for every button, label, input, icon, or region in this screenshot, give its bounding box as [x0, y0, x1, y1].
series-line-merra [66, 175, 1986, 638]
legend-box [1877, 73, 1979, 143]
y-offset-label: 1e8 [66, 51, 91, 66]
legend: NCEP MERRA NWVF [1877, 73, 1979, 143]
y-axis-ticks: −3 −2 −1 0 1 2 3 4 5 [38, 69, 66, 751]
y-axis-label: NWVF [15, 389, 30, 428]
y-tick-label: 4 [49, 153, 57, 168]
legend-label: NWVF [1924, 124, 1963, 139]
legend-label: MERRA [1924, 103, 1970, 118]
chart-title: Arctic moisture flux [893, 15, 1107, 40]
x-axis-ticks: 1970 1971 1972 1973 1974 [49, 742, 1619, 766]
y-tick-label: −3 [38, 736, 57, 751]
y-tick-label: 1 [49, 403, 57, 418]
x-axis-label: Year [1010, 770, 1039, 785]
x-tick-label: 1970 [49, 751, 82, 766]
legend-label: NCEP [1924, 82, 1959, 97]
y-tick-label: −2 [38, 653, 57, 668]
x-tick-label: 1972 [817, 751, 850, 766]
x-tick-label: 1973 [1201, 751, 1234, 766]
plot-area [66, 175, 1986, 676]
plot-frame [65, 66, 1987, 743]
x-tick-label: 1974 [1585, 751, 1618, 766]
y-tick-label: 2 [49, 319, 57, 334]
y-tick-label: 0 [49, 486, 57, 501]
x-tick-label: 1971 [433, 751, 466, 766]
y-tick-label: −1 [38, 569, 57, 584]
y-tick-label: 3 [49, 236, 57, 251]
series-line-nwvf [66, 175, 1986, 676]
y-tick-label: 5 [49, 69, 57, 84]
────────
Your instructions.
Set down every line of the records above again, word for word and in the same order, changing nothing.

Result of this exercise.
for every button, label, input, icon, or region in this screenshot, give its bounding box as [x0, y0, x1, y1].
series-line-merra [66, 175, 1986, 638]
legend-box [1877, 73, 1979, 143]
y-offset-label: 1e8 [66, 51, 91, 66]
legend: NCEP MERRA NWVF [1877, 73, 1979, 143]
y-axis-ticks: −3 −2 −1 0 1 2 3 4 5 [38, 69, 66, 751]
y-axis-label: NWVF [15, 389, 30, 428]
y-tick-label: 4 [49, 153, 57, 168]
legend-label: NWVF [1924, 124, 1963, 139]
legend-label: MERRA [1924, 103, 1970, 118]
chart-title: Arctic moisture flux [893, 15, 1107, 40]
x-axis-ticks: 1970 1971 1972 1973 1974 [49, 742, 1619, 766]
y-tick-label: −3 [38, 736, 57, 751]
y-tick-label: 1 [49, 403, 57, 418]
x-axis-label: Year [1010, 770, 1039, 785]
x-tick-label: 1970 [49, 751, 82, 766]
legend-label: NCEP [1924, 82, 1959, 97]
y-tick-label: −2 [38, 653, 57, 668]
x-tick-label: 1972 [817, 751, 850, 766]
x-tick-label: 1973 [1201, 751, 1234, 766]
plot-area [66, 175, 1986, 676]
plot-frame [65, 66, 1987, 743]
x-tick-label: 1974 [1585, 751, 1618, 766]
y-tick-label: 2 [49, 319, 57, 334]
y-tick-label: 0 [49, 486, 57, 501]
x-tick-label: 1971 [433, 751, 466, 766]
y-tick-label: −1 [38, 569, 57, 584]
y-tick-label: 3 [49, 236, 57, 251]
series-line-nwvf [66, 175, 1986, 676]
y-tick-label: 5 [49, 69, 57, 84]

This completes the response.